◆ What to work on
Show every line that has the string "director" in it.

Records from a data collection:

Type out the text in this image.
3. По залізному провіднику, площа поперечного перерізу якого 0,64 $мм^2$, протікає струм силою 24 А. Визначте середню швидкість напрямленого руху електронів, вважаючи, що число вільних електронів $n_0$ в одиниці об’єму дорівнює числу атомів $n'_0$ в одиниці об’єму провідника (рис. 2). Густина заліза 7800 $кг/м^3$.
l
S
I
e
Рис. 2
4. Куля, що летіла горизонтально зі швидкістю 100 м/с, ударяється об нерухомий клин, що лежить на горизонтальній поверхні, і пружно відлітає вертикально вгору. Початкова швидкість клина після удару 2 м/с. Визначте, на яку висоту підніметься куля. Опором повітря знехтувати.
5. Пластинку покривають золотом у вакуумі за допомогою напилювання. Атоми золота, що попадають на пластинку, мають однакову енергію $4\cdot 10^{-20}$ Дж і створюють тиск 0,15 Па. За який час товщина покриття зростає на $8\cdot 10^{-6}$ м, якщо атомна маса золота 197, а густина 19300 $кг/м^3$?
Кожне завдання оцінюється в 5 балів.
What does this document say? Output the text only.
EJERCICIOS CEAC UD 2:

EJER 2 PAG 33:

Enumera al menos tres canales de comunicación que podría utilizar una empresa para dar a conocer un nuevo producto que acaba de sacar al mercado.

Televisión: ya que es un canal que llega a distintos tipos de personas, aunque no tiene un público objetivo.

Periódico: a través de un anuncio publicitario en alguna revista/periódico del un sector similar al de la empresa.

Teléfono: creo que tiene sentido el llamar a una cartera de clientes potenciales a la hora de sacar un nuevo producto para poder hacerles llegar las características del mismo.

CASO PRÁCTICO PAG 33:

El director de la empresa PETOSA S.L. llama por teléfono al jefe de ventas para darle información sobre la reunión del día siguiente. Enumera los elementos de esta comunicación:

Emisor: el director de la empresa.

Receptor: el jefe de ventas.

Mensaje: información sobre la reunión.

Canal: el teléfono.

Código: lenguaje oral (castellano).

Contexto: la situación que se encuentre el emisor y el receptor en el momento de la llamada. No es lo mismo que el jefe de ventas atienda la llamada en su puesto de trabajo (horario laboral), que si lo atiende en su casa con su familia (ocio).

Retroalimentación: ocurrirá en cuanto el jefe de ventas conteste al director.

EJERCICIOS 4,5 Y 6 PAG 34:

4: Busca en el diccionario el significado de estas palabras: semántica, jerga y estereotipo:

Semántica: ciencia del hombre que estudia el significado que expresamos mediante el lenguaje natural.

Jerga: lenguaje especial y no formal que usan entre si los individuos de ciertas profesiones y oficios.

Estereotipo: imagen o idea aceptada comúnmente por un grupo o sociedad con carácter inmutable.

---

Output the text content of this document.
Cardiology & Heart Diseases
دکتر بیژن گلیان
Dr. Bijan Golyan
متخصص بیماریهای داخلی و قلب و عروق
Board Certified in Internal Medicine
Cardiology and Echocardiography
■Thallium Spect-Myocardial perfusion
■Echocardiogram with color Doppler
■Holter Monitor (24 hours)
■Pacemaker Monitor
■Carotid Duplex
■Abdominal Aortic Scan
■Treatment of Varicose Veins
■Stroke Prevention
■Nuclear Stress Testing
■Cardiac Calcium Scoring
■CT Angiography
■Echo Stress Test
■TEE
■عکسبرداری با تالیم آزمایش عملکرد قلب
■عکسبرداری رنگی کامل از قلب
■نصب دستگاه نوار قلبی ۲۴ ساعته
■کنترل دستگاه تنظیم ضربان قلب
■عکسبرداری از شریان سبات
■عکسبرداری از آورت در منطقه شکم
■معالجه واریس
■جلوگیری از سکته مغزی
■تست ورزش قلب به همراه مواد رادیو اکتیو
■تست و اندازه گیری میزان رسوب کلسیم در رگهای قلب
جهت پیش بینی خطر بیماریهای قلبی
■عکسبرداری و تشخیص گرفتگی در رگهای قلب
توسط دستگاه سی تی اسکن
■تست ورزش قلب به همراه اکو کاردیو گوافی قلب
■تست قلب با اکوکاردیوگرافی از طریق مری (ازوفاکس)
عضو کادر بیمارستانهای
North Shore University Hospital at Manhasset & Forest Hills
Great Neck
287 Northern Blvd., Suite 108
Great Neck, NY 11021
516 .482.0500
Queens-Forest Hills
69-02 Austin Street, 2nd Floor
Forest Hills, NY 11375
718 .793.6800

* * *

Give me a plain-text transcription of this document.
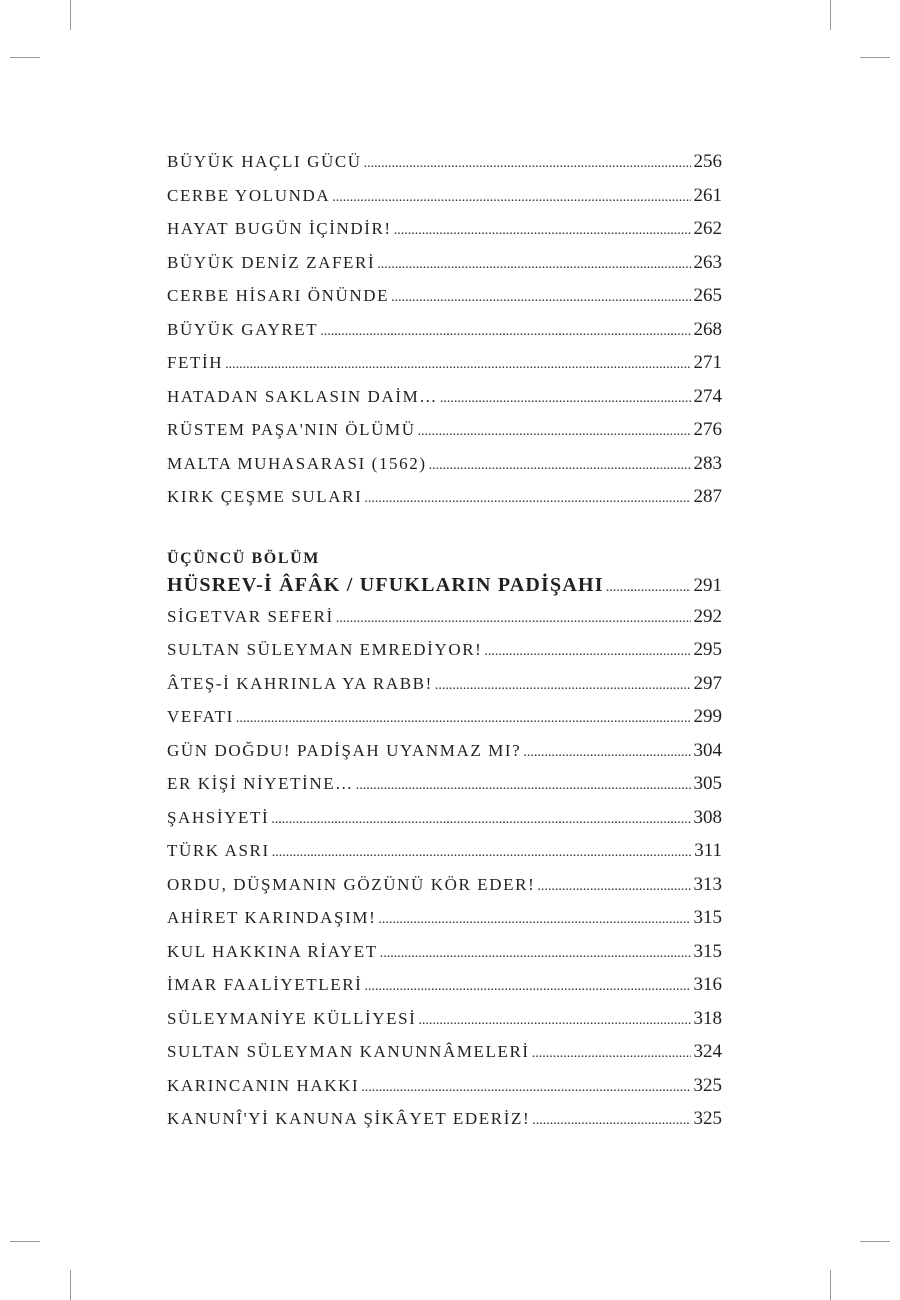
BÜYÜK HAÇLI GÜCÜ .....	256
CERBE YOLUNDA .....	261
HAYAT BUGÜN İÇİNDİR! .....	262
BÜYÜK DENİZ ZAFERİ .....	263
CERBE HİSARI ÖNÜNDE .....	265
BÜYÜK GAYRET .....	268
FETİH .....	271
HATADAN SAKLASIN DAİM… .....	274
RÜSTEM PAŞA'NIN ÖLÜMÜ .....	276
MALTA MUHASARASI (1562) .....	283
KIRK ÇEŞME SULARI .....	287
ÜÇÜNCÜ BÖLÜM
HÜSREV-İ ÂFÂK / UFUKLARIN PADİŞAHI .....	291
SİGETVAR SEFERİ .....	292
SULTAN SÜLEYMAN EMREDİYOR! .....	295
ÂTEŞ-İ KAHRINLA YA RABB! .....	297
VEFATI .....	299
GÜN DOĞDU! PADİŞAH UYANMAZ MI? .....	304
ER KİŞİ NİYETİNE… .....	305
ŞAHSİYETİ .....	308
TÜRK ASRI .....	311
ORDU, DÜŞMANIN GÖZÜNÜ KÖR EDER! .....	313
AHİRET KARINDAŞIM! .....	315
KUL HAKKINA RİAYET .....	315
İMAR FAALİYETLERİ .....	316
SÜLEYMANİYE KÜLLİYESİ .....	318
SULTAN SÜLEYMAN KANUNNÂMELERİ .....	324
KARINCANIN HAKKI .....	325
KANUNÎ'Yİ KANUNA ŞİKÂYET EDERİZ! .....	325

◆ Response for this exercise
El director de la empresa PETOSA S.L. llama por teléfono al jefe de ventas para darle información sobre la reunión del día siguiente. Enumera los elementos de esta comunicación:
Emisor: el director de la empresa.
Retroalimentación: ocurrirá en cuanto el jefe de ventas conteste al director.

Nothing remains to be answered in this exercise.